GIVEN RECORDS:
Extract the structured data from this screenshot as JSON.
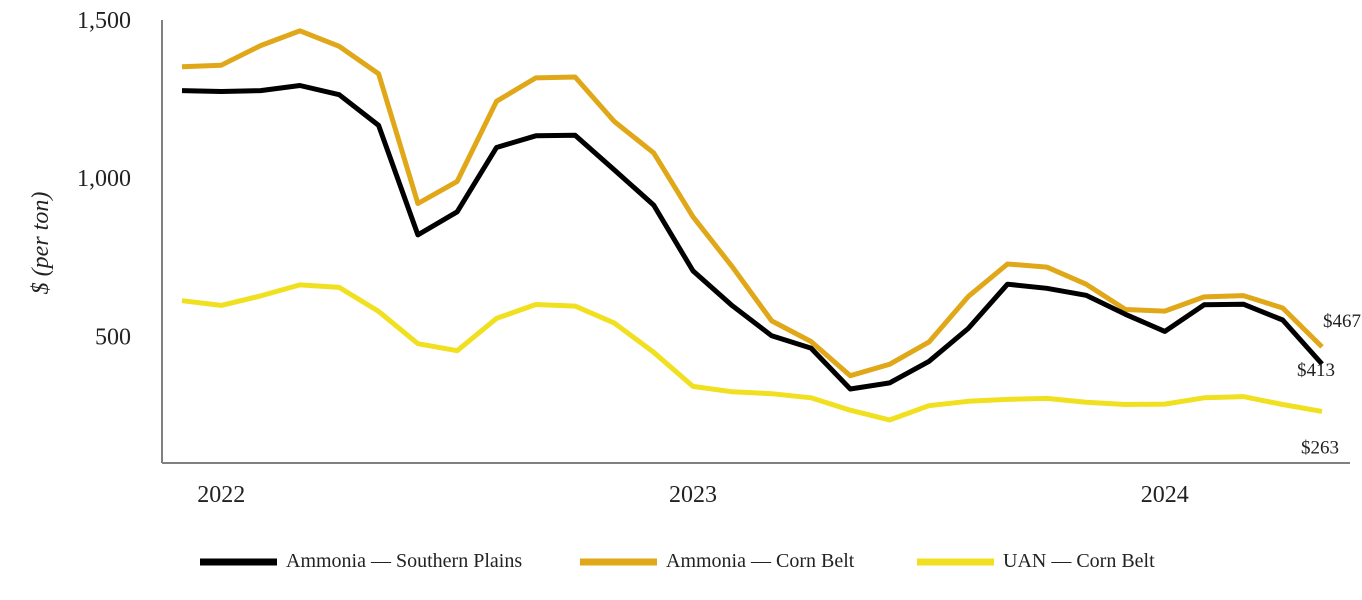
{
  "chart_data": {
    "type": "line",
    "title": "",
    "xlabel": "",
    "ylabel": "$ (per ton)",
    "ylim": [
      100,
      1500
    ],
    "y_ticks": [
      {
        "value": 500,
        "label": "500"
      },
      {
        "value": 1000,
        "label": "1,000"
      },
      {
        "value": 1500,
        "label": "1,500"
      }
    ],
    "x_ticks": [
      {
        "index": 1,
        "label": "2022"
      },
      {
        "index": 13,
        "label": "2023"
      },
      {
        "index": 25,
        "label": "2024"
      }
    ],
    "legend_position": "bottom",
    "series": [
      {
        "name": "Ammonia — Southern Plains",
        "color": "#000000",
        "values": [
          1277,
          1274,
          1277,
          1293,
          1264,
          1167,
          821,
          894,
          1097,
          1134,
          1136,
          1026,
          915,
          707,
          597,
          502,
          463,
          334,
          353,
          421,
          525,
          665,
          652,
          630,
          570,
          516,
          600,
          602,
          552,
          413
        ],
        "end_label": "$413"
      },
      {
        "name": "Ammonia — Corn Belt",
        "color": "#E0A818",
        "values": [
          1352,
          1357,
          1419,
          1466,
          1417,
          1330,
          920,
          990,
          1243,
          1317,
          1320,
          1179,
          1080,
          878,
          720,
          549,
          484,
          376,
          412,
          482,
          626,
          729,
          719,
          665,
          585,
          580,
          625,
          629,
          590,
          467
        ],
        "end_label": "$467"
      },
      {
        "name": "UAN — Corn Belt",
        "color": "#F0E020",
        "values": [
          613,
          598,
          628,
          663,
          655,
          579,
          477,
          455,
          557,
          601,
          596,
          542,
          450,
          342,
          325,
          319,
          306,
          267,
          236,
          281,
          295,
          301,
          304,
          292,
          285,
          286,
          306,
          310,
          285,
          263
        ],
        "end_label": "$263"
      }
    ]
  }
}
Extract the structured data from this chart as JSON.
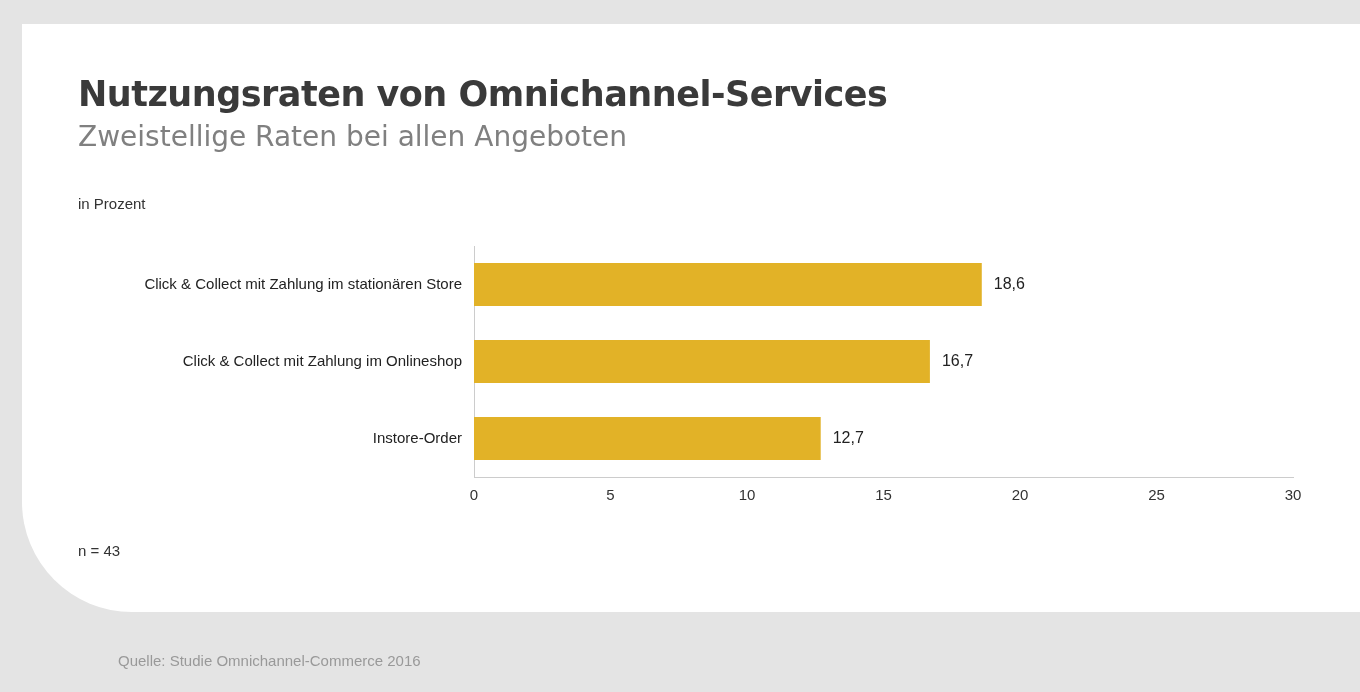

DO THIS: Write out every entry again word for word, without any of the pictures.

COMPLETE ANSWER:
Extract the structured data from this screenshot as JSON.
{
  "chart_data": {
    "type": "line",
    "title": "",
    "xlabel": "",
    "ylabel": "$ (per ton)",
    "ylim": [
      100,
      1500
    ],
    "y_ticks": [
      {
        "value": 500,
        "label": "500"
      },
      {
        "value": 1000,
        "label": "1,000"
      },
      {
        "value": 1500,
        "label": "1,500"
      }
    ],
    "x_ticks": [
      {
        "index": 1,
        "label": "2022"
      },
      {
        "index": 13,
        "label": "2023"
      },
      {
        "index": 25,
        "label": "2024"
      }
    ],
    "legend_position": "bottom",
    "series": [
      {
        "name": "Ammonia — Southern Plains",
        "color": "#000000",
        "values": [
          1277,
          1274,
          1277,
          1293,
          1264,
          1167,
          821,
          894,
          1097,
          1134,
          1136,
          1026,
          915,
          707,
          597,
          502,
          463,
          334,
          353,
          421,
          525,
          665,
          652,
          630,
          570,
          516,
          600,
          602,
          552,
          413
        ],
        "end_label": "$413"
      },
      {
        "name": "Ammonia — Corn Belt",
        "color": "#E0A818",
        "values": [
          1352,
          1357,
          1419,
          1466,
          1417,
          1330,
          920,
          990,
          1243,
          1317,
          1320,
          1179,
          1080,
          878,
          720,
          549,
          484,
          376,
          412,
          482,
          626,
          729,
          719,
          665,
          585,
          580,
          625,
          629,
          590,
          467
        ],
        "end_label": "$467"
      },
      {
        "name": "UAN — Corn Belt",
        "color": "#F0E020",
        "values": [
          613,
          598,
          628,
          663,
          655,
          579,
          477,
          455,
          557,
          601,
          596,
          542,
          450,
          342,
          325,
          319,
          306,
          267,
          236,
          281,
          295,
          301,
          304,
          292,
          285,
          286,
          306,
          310,
          285,
          263
        ],
        "end_label": "$263"
      }
    ]
  }
}
Extract the structured data from this chart as JSON.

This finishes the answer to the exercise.